Passage:

»»

The Mouse That Roared (1959)


(director: Jack Arnold; screenwriters: Roger MacDougall/Stanley Mann, based on the novel by Leonard Wibberley; cinematographer: John Wilcox; editor: Raymond Poulton; music: Edwin Astley; cast: Peter Sellers (Grand Duchess Gloriana/Prime Minister Mountjoy/Tully Bascombe), Jean Seberg (Helen Kokintz), William Hartnell (Will Buckley, sergeant), David Kossoff (Professor Alfred Kokintz), Leo McKern (Benter), MacDonald Parke (General Snippet); Runtime: 83; MPAA Rating: NR; producers: Jon Penington/Walter Shenson; Columbia; 1959)
“Sellers distinguished himself only in his role in drag.”

Reviewed by Dennis Schwartz

This popular film at the time, first released in arthouses, is more of a dud when viewed today than the explosive comedy initially thought. Telling about the stupidity of American foreign policy should be funny enough (think Vietnam and Iraq!), except this film just wasn’t that funny on the screen as it was on paper. It was the unknown Peter Sellers’ first starring role in a feature film. The Brit actor was a wannabe Alec Guinness and copied his idol by playing three different roles-as the gracious Grand Duchess, prime minister and army chief. Sellers distinguished himself only in his role in drag. In “Kind Hearts and Coronets” Guiness played eight roles. The American Jack Arnold (“It Came from Outer Space”/”The Creature from the Black Lagoon”/”The Incredible Shrinking Man”) directs this silly slapstick satire in a lumbering way proving comedy is not the genre he’s best suited for. The cast is mostly British, though for name recognition purposes the American Jean Seburg was given a starring role. It’s based on the novel by Leonard Wibberley that was first serialized in the Saturday Evening Post as The Day New York Was Invaded. It’s written by Roger MacDougall and Stanley Mann.

««

Given entries:
»»

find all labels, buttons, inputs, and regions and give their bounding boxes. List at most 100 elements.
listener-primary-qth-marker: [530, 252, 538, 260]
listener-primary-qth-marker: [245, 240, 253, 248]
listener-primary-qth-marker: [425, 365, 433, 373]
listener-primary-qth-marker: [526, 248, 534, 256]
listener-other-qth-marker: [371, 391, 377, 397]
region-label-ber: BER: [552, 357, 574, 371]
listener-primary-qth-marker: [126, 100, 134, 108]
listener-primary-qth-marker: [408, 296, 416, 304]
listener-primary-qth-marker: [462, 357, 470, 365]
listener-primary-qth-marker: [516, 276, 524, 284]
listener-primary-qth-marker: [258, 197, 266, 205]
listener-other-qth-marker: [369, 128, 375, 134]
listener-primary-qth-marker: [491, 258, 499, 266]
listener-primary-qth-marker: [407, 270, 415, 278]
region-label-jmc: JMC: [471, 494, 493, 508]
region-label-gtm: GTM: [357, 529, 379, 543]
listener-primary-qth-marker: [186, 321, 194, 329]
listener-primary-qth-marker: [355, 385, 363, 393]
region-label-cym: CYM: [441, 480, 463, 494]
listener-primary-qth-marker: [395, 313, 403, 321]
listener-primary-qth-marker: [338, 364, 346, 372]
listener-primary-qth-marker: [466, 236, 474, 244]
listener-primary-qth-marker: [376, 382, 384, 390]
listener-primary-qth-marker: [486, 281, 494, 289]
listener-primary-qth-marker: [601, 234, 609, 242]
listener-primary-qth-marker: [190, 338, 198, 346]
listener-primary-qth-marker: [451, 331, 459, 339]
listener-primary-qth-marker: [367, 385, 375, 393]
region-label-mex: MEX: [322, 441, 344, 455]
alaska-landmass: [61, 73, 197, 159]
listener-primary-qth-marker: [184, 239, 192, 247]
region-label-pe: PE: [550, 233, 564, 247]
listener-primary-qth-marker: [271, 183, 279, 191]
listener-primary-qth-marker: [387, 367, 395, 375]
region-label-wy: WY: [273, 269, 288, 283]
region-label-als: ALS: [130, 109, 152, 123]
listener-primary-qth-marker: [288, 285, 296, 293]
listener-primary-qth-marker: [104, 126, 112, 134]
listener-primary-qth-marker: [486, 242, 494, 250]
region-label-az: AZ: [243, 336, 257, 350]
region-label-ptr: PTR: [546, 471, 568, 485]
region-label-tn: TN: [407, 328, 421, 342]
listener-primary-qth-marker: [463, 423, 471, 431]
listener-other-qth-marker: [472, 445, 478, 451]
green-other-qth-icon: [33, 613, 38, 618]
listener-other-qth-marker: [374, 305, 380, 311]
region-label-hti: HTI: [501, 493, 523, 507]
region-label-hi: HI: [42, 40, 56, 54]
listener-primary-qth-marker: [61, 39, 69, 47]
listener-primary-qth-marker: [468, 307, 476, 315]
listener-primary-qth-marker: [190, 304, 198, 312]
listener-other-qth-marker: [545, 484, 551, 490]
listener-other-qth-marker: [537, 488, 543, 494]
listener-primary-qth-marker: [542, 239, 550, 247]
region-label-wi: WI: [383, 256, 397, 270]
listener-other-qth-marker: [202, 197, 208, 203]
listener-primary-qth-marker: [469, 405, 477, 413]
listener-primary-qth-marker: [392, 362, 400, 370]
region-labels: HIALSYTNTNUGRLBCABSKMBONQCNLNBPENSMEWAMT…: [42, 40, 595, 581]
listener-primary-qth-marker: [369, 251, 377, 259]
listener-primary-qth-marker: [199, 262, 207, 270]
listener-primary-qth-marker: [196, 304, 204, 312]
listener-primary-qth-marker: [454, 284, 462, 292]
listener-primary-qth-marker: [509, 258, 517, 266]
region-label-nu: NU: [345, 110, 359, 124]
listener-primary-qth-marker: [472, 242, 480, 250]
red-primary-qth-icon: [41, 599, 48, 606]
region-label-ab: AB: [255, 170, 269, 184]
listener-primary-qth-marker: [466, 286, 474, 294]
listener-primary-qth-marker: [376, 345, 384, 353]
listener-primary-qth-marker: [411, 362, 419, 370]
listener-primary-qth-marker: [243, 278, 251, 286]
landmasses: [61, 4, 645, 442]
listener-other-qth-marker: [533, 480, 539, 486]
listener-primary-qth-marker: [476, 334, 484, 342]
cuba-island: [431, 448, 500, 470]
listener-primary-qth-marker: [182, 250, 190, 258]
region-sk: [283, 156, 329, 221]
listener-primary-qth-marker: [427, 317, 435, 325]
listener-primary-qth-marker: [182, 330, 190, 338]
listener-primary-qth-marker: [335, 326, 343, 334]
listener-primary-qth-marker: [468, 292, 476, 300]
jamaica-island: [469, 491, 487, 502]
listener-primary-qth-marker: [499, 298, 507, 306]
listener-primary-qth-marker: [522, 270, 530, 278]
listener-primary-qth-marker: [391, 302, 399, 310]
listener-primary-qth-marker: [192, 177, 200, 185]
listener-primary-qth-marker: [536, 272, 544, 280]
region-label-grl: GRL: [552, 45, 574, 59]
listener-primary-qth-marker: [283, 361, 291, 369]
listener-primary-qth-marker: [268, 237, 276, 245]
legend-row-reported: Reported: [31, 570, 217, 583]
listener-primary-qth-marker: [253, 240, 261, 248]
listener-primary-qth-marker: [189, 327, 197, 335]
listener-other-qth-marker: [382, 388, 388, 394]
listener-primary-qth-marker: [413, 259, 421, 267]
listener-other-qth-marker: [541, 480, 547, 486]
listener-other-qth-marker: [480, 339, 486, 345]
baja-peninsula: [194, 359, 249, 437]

««

Exercises to complete:
A. According to the film review, under what title was Leonard Wibberley's novel first serialized in the Saturday Evening Post?
B. Write the next part of the film review, picking up right after its last sentence.
The entries are separate material and have nothing to do with the film review.

Answers:
A. The Day New York Was Invaded.

B.
The plot revolves around how a country can prosper by losing a war to the United States. When the fictitious smallest country in the world, the Duchy of Grand Fenwick, located in the French Alps and founded some five hundred years ago by an English nobleman (making it the only European country where English is spoken), is going bankrupt because it lost its only export, its wine, as a California company put out a cheaper imitation and stole its American market, the prime minister proposes that they declare war on the United States and quickly surrender to receive aid under the Marshall Plan.

The 20-man Fenwickian army, armed with bows and arrows, sails into New York to surrender but finds the city deserted due to an air-raid drill and instead accidentally ends up possessing the experimental most powerful weapon in the world, the Q-Bomb (has the capacity of 100 hydrogen bombs), as they take hostage its droll loner atomic scientist inventor Professor Alfred Kokintz (David Kossoff) and his feisty pretty daughter Helen (Jean Seburg), and also several city policemen and a pompous, idiotic, corpulent general named Snippet. While back in Fenwick, the surprised victors find the United States suing for peace and the entire world backing them in the hopes of getting their hands on the bomb while also fearing their new power.

The film’s funniest bit comes as a visual gag in the opening screen credits involving the Columbia Pictures statue of liberty logo. It has her hike up her skirt and run off the podium, frightened by a mouse. An inferior and now forgotten sequel entitled The Mouse on the Moon (1963) was directed by Richard Lester, as Sellers was replaced by a number of characters who just weren’t funny.